--- start of AVAILABLE RECORDS ---

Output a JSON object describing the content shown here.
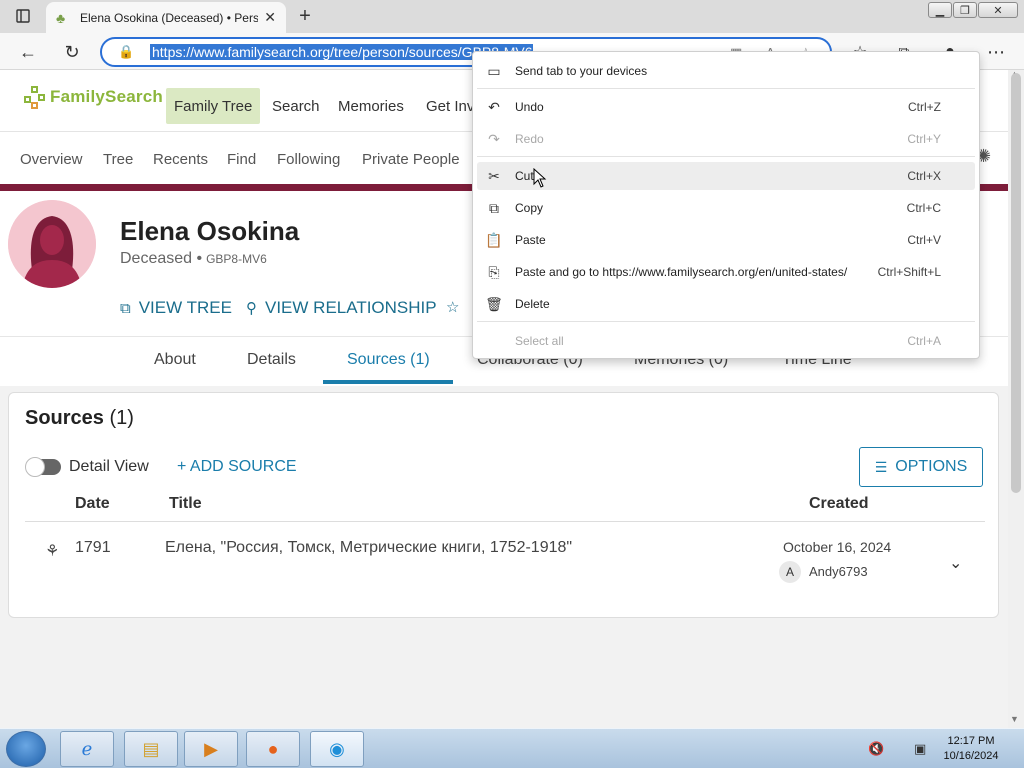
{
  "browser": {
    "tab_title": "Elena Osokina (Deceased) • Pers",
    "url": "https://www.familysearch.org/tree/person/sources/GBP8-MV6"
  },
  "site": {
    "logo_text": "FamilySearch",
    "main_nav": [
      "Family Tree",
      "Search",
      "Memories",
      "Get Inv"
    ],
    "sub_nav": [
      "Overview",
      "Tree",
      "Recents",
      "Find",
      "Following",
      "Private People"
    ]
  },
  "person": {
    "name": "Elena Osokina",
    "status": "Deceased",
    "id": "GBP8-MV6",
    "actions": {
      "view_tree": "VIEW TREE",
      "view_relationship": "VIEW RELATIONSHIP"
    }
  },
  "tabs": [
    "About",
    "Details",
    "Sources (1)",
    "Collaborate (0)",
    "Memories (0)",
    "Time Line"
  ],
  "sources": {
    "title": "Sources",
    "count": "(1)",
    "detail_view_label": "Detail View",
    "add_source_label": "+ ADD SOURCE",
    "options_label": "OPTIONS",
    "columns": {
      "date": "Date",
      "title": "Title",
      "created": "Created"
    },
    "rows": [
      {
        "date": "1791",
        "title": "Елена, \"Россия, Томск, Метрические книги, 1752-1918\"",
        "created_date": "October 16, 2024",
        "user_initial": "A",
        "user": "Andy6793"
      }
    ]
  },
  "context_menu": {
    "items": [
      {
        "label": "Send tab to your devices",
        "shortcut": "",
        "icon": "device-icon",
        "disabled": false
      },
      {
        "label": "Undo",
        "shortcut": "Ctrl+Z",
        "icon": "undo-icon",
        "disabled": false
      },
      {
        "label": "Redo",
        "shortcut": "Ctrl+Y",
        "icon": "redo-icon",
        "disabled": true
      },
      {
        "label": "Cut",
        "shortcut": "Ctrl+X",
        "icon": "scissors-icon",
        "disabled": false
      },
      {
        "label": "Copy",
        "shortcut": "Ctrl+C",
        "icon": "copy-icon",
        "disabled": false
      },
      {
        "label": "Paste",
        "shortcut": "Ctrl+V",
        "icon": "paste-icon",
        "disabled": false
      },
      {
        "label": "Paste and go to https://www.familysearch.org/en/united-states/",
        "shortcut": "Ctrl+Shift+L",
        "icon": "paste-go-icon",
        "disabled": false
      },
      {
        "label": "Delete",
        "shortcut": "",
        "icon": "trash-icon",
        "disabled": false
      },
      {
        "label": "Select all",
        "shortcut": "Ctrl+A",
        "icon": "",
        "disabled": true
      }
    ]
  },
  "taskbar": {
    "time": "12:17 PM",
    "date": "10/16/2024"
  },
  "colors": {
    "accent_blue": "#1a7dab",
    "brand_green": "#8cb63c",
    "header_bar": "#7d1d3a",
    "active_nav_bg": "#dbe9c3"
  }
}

--- end of AVAILABLE RECORDS ---

— TASK INSTRUCTIONS —
Show the lines where the word "Ctrl" appears in the entries.

— RESULT BELOW —
        "shortcut": "Ctrl+Z",
        "shortcut": "Ctrl+Y",
        "shortcut": "Ctrl+X",
        "shortcut": "Ctrl+C",
        "shortcut": "Ctrl+V",
        "shortcut": "Ctrl+Shift+L",
        "shortcut": "Ctrl+A",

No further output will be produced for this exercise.